-- START DATA LINES --

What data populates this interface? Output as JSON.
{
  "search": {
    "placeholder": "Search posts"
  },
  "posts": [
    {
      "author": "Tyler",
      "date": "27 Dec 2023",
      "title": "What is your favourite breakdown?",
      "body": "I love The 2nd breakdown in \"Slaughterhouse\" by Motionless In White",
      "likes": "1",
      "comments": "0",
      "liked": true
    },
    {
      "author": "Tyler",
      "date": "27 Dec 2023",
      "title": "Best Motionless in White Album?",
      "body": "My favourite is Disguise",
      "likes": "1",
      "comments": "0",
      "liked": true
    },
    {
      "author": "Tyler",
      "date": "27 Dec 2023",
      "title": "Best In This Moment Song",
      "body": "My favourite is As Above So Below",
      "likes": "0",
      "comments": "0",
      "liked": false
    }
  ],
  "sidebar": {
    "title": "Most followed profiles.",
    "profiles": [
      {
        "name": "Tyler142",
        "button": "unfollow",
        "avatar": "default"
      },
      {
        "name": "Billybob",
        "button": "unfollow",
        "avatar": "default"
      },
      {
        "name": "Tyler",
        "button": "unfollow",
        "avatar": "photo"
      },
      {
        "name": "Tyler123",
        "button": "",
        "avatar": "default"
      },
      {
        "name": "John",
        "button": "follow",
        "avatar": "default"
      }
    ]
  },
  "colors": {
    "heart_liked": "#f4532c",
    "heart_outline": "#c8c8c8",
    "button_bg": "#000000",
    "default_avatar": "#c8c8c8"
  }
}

-- END DATA LINES --

Every record above should be output exactly.

What data populates this interface? Output as JSON.
{
  "search": {
    "placeholder": "Search posts"
  },
  "posts": [
    {
      "author": "Tyler",
      "date": "27 Dec 2023",
      "title": "What is your favourite breakdown?",
      "body": "I love The 2nd breakdown in \"Slaughterhouse\" by Motionless In White",
      "likes": "1",
      "comments": "0",
      "liked": true
    },
    {
      "author": "Tyler",
      "date": "27 Dec 2023",
      "title": "Best Motionless in White Album?",
      "body": "My favourite is Disguise",
      "likes": "1",
      "comments": "0",
      "liked": true
    },
    {
      "author": "Tyler",
      "date": "27 Dec 2023",
      "title": "Best In This Moment Song",
      "body": "My favourite is As Above So Below",
      "likes": "0",
      "comments": "0",
      "liked": false
    }
  ],
  "sidebar": {
    "title": "Most followed profiles.",
    "profiles": [
      {
        "name": "Tyler142",
        "button": "unfollow",
        "avatar": "default"
      },
      {
        "name": "Billybob",
        "button": "unfollow",
        "avatar": "default"
      },
      {
        "name": "Tyler",
        "button": "unfollow",
        "avatar": "photo"
      },
      {
        "name": "Tyler123",
        "button": "",
        "avatar": "default"
      },
      {
        "name": "John",
        "button": "follow",
        "avatar": "default"
      }
    ]
  },
  "colors": {
    "heart_liked": "#f4532c",
    "heart_outline": "#c8c8c8",
    "button_bg": "#000000",
    "default_avatar": "#c8c8c8"
  }
}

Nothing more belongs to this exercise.